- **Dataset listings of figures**
════

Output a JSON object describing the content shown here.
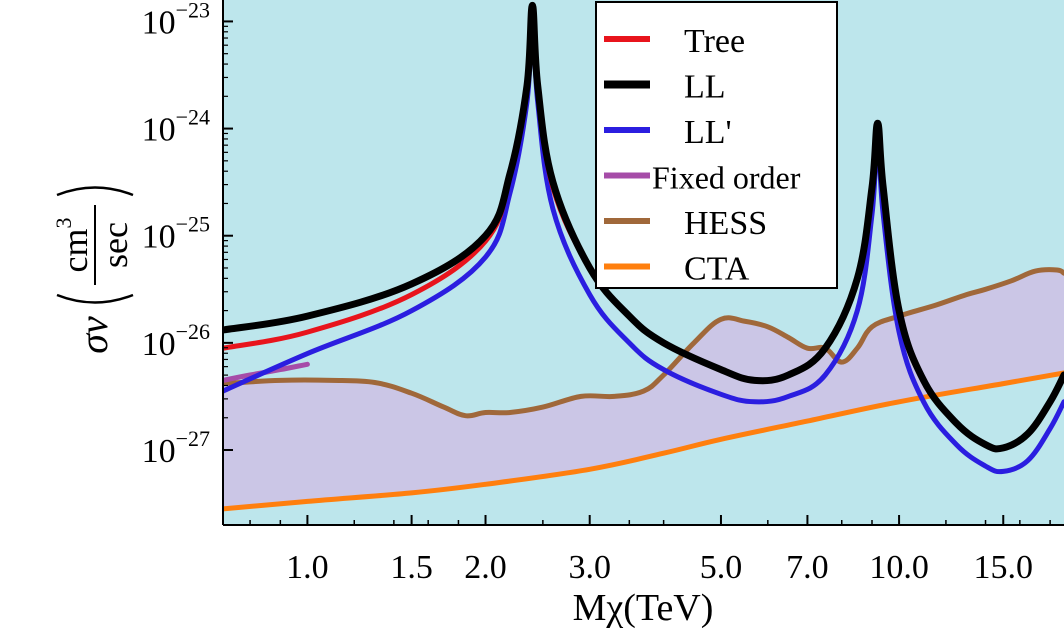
{
  "chart_data": {
    "type": "line",
    "title": "",
    "xlabel": "Mχ(TeV)",
    "ylabel_prefix": "σv",
    "ylabel_num": "cm3",
    "ylabel_den": "sec",
    "x_scale": "log",
    "y_scale": "log",
    "xlim": [
      0.72,
      19.0
    ],
    "ylim_exp": [
      -27.7,
      -22.8
    ],
    "x_ticks": [
      {
        "value": 1.0,
        "label": "1.0"
      },
      {
        "value": 1.5,
        "label": "1.5"
      },
      {
        "value": 2.0,
        "label": "2.0"
      },
      {
        "value": 3.0,
        "label": "3.0"
      },
      {
        "value": 5.0,
        "label": "5.0"
      },
      {
        "value": 7.0,
        "label": "7.0"
      },
      {
        "value": 10.0,
        "label": "10.0"
      },
      {
        "value": 15.0,
        "label": "15.0"
      }
    ],
    "y_ticks": [
      {
        "exp": -23,
        "base": "10",
        "sup": "−23"
      },
      {
        "exp": -24,
        "base": "10",
        "sup": "−24"
      },
      {
        "exp": -25,
        "base": "10",
        "sup": "−25"
      },
      {
        "exp": -26,
        "base": "10",
        "sup": "−26"
      },
      {
        "exp": -27,
        "base": "10",
        "sup": "−27"
      }
    ],
    "background_color": "#bde6ec",
    "excluded_fill_color": "#cbc6e6",
    "legend_position": "top-center",
    "series": [
      {
        "name": "Tree",
        "color": "#e8141c",
        "width": 5,
        "x": [
          0.72,
          1.0,
          1.5,
          2.0,
          2.2,
          2.35,
          2.4,
          2.45,
          2.6,
          3.0,
          3.5,
          4.0,
          5.0,
          5.7,
          6.5,
          7.5,
          8.5,
          9.0,
          9.2,
          9.4,
          10.0,
          11.0,
          12.5,
          14.0,
          15.0,
          16.5,
          18.0,
          19.0
        ],
        "y_exp": [
          -26.05,
          -25.9,
          -25.55,
          -25.05,
          -24.45,
          -23.6,
          -22.85,
          -23.6,
          -24.55,
          -25.3,
          -25.75,
          -26.0,
          -26.25,
          -26.35,
          -26.3,
          -26.05,
          -25.4,
          -24.6,
          -24.05,
          -24.6,
          -25.7,
          -26.35,
          -26.75,
          -26.95,
          -26.98,
          -26.85,
          -26.55,
          -26.3
        ]
      },
      {
        "name": "LL",
        "color": "#000000",
        "width": 7,
        "x": [
          0.72,
          1.0,
          1.5,
          2.0,
          2.2,
          2.35,
          2.4,
          2.45,
          2.6,
          3.0,
          3.5,
          4.0,
          5.0,
          5.7,
          6.5,
          7.5,
          8.5,
          9.0,
          9.2,
          9.4,
          10.0,
          11.0,
          12.5,
          14.0,
          15.0,
          16.5,
          18.0,
          19.0
        ],
        "y_exp": [
          -25.88,
          -25.75,
          -25.45,
          -25.0,
          -24.42,
          -23.6,
          -22.85,
          -23.6,
          -24.5,
          -25.3,
          -25.75,
          -26.0,
          -26.25,
          -26.35,
          -26.3,
          -26.05,
          -25.4,
          -24.55,
          -23.95,
          -24.55,
          -25.7,
          -26.35,
          -26.75,
          -26.95,
          -26.98,
          -26.85,
          -26.55,
          -26.3
        ]
      },
      {
        "name": "LL'",
        "color": "#2b1ee0",
        "width": 5,
        "x": [
          0.72,
          1.0,
          1.5,
          2.0,
          2.2,
          2.35,
          2.4,
          2.45,
          2.6,
          3.0,
          3.5,
          4.0,
          5.0,
          5.7,
          6.5,
          7.5,
          8.5,
          9.0,
          9.2,
          9.4,
          10.0,
          11.0,
          12.5,
          14.0,
          15.0,
          16.5,
          18.0,
          19.0
        ],
        "y_exp": [
          -26.45,
          -26.1,
          -25.7,
          -25.2,
          -24.6,
          -23.75,
          -23.0,
          -23.75,
          -24.75,
          -25.55,
          -26.0,
          -26.25,
          -26.48,
          -26.55,
          -26.5,
          -26.3,
          -25.7,
          -24.8,
          -24.1,
          -24.8,
          -25.9,
          -26.55,
          -26.95,
          -27.15,
          -27.2,
          -27.1,
          -26.8,
          -26.55
        ]
      },
      {
        "name": "Fixed order",
        "color": "#a64ca8",
        "width": 5,
        "x": [
          0.72,
          0.8,
          0.9,
          1.0
        ],
        "y_exp": [
          -26.35,
          -26.3,
          -26.25,
          -26.2
        ]
      },
      {
        "name": "HESS",
        "color": "#a0683a",
        "width": 5,
        "x": [
          0.72,
          0.9,
          1.1,
          1.3,
          1.5,
          1.7,
          1.85,
          2.0,
          2.2,
          2.5,
          2.9,
          3.3,
          3.7,
          4.0,
          4.5,
          5.0,
          5.5,
          6.0,
          6.5,
          7.0,
          7.5,
          8.0,
          8.5,
          9.0,
          10.0,
          11.5,
          13.0,
          14.0,
          15.5,
          17.0,
          18.5,
          19.0
        ],
        "y_exp": [
          -26.38,
          -26.35,
          -26.35,
          -26.37,
          -26.47,
          -26.6,
          -26.68,
          -26.65,
          -26.65,
          -26.6,
          -26.5,
          -26.5,
          -26.45,
          -26.3,
          -26.0,
          -25.78,
          -25.8,
          -25.85,
          -25.95,
          -26.05,
          -26.05,
          -26.18,
          -26.05,
          -25.85,
          -25.75,
          -25.65,
          -25.55,
          -25.5,
          -25.42,
          -25.33,
          -25.32,
          -25.35
        ]
      },
      {
        "name": "CTA",
        "color": "#ff7f0e",
        "width": 5,
        "x": [
          0.72,
          1.0,
          1.5,
          2.0,
          3.0,
          4.0,
          5.0,
          7.0,
          10.0,
          15.0,
          19.0
        ],
        "y_exp": [
          -27.55,
          -27.48,
          -27.4,
          -27.32,
          -27.18,
          -27.03,
          -26.9,
          -26.73,
          -26.55,
          -26.38,
          -26.28
        ]
      }
    ]
  }
}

════

- **Exercise requirements**
Repeat the lines above exactly, and keep every picture out.

- **Response**
Output a JSON object describing the content shown here.
{
  "chart_data": {
    "type": "line",
    "title": "",
    "xlabel": "Mχ(TeV)",
    "ylabel_prefix": "σv",
    "ylabel_num": "cm3",
    "ylabel_den": "sec",
    "x_scale": "log",
    "y_scale": "log",
    "xlim": [
      0.72,
      19.0
    ],
    "ylim_exp": [
      -27.7,
      -22.8
    ],
    "x_ticks": [
      {
        "value": 1.0,
        "label": "1.0"
      },
      {
        "value": 1.5,
        "label": "1.5"
      },
      {
        "value": 2.0,
        "label": "2.0"
      },
      {
        "value": 3.0,
        "label": "3.0"
      },
      {
        "value": 5.0,
        "label": "5.0"
      },
      {
        "value": 7.0,
        "label": "7.0"
      },
      {
        "value": 10.0,
        "label": "10.0"
      },
      {
        "value": 15.0,
        "label": "15.0"
      }
    ],
    "y_ticks": [
      {
        "exp": -23,
        "base": "10",
        "sup": "−23"
      },
      {
        "exp": -24,
        "base": "10",
        "sup": "−24"
      },
      {
        "exp": -25,
        "base": "10",
        "sup": "−25"
      },
      {
        "exp": -26,
        "base": "10",
        "sup": "−26"
      },
      {
        "exp": -27,
        "base": "10",
        "sup": "−27"
      }
    ],
    "background_color": "#bde6ec",
    "excluded_fill_color": "#cbc6e6",
    "legend_position": "top-center",
    "series": [
      {
        "name": "Tree",
        "color": "#e8141c",
        "width": 5,
        "x": [
          0.72,
          1.0,
          1.5,
          2.0,
          2.2,
          2.35,
          2.4,
          2.45,
          2.6,
          3.0,
          3.5,
          4.0,
          5.0,
          5.7,
          6.5,
          7.5,
          8.5,
          9.0,
          9.2,
          9.4,
          10.0,
          11.0,
          12.5,
          14.0,
          15.0,
          16.5,
          18.0,
          19.0
        ],
        "y_exp": [
          -26.05,
          -25.9,
          -25.55,
          -25.05,
          -24.45,
          -23.6,
          -22.85,
          -23.6,
          -24.55,
          -25.3,
          -25.75,
          -26.0,
          -26.25,
          -26.35,
          -26.3,
          -26.05,
          -25.4,
          -24.6,
          -24.05,
          -24.6,
          -25.7,
          -26.35,
          -26.75,
          -26.95,
          -26.98,
          -26.85,
          -26.55,
          -26.3
        ]
      },
      {
        "name": "LL",
        "color": "#000000",
        "width": 7,
        "x": [
          0.72,
          1.0,
          1.5,
          2.0,
          2.2,
          2.35,
          2.4,
          2.45,
          2.6,
          3.0,
          3.5,
          4.0,
          5.0,
          5.7,
          6.5,
          7.5,
          8.5,
          9.0,
          9.2,
          9.4,
          10.0,
          11.0,
          12.5,
          14.0,
          15.0,
          16.5,
          18.0,
          19.0
        ],
        "y_exp": [
          -25.88,
          -25.75,
          -25.45,
          -25.0,
          -24.42,
          -23.6,
          -22.85,
          -23.6,
          -24.5,
          -25.3,
          -25.75,
          -26.0,
          -26.25,
          -26.35,
          -26.3,
          -26.05,
          -25.4,
          -24.55,
          -23.95,
          -24.55,
          -25.7,
          -26.35,
          -26.75,
          -26.95,
          -26.98,
          -26.85,
          -26.55,
          -26.3
        ]
      },
      {
        "name": "LL'",
        "color": "#2b1ee0",
        "width": 5,
        "x": [
          0.72,
          1.0,
          1.5,
          2.0,
          2.2,
          2.35,
          2.4,
          2.45,
          2.6,
          3.0,
          3.5,
          4.0,
          5.0,
          5.7,
          6.5,
          7.5,
          8.5,
          9.0,
          9.2,
          9.4,
          10.0,
          11.0,
          12.5,
          14.0,
          15.0,
          16.5,
          18.0,
          19.0
        ],
        "y_exp": [
          -26.45,
          -26.1,
          -25.7,
          -25.2,
          -24.6,
          -23.75,
          -23.0,
          -23.75,
          -24.75,
          -25.55,
          -26.0,
          -26.25,
          -26.48,
          -26.55,
          -26.5,
          -26.3,
          -25.7,
          -24.8,
          -24.1,
          -24.8,
          -25.9,
          -26.55,
          -26.95,
          -27.15,
          -27.2,
          -27.1,
          -26.8,
          -26.55
        ]
      },
      {
        "name": "Fixed order",
        "color": "#a64ca8",
        "width": 5,
        "x": [
          0.72,
          0.8,
          0.9,
          1.0
        ],
        "y_exp": [
          -26.35,
          -26.3,
          -26.25,
          -26.2
        ]
      },
      {
        "name": "HESS",
        "color": "#a0683a",
        "width": 5,
        "x": [
          0.72,
          0.9,
          1.1,
          1.3,
          1.5,
          1.7,
          1.85,
          2.0,
          2.2,
          2.5,
          2.9,
          3.3,
          3.7,
          4.0,
          4.5,
          5.0,
          5.5,
          6.0,
          6.5,
          7.0,
          7.5,
          8.0,
          8.5,
          9.0,
          10.0,
          11.5,
          13.0,
          14.0,
          15.5,
          17.0,
          18.5,
          19.0
        ],
        "y_exp": [
          -26.38,
          -26.35,
          -26.35,
          -26.37,
          -26.47,
          -26.6,
          -26.68,
          -26.65,
          -26.65,
          -26.6,
          -26.5,
          -26.5,
          -26.45,
          -26.3,
          -26.0,
          -25.78,
          -25.8,
          -25.85,
          -25.95,
          -26.05,
          -26.05,
          -26.18,
          -26.05,
          -25.85,
          -25.75,
          -25.65,
          -25.55,
          -25.5,
          -25.42,
          -25.33,
          -25.32,
          -25.35
        ]
      },
      {
        "name": "CTA",
        "color": "#ff7f0e",
        "width": 5,
        "x": [
          0.72,
          1.0,
          1.5,
          2.0,
          3.0,
          4.0,
          5.0,
          7.0,
          10.0,
          15.0,
          19.0
        ],
        "y_exp": [
          -27.55,
          -27.48,
          -27.4,
          -27.32,
          -27.18,
          -27.03,
          -26.9,
          -26.73,
          -26.55,
          -26.38,
          -26.28
        ]
      }
    ]
  }
}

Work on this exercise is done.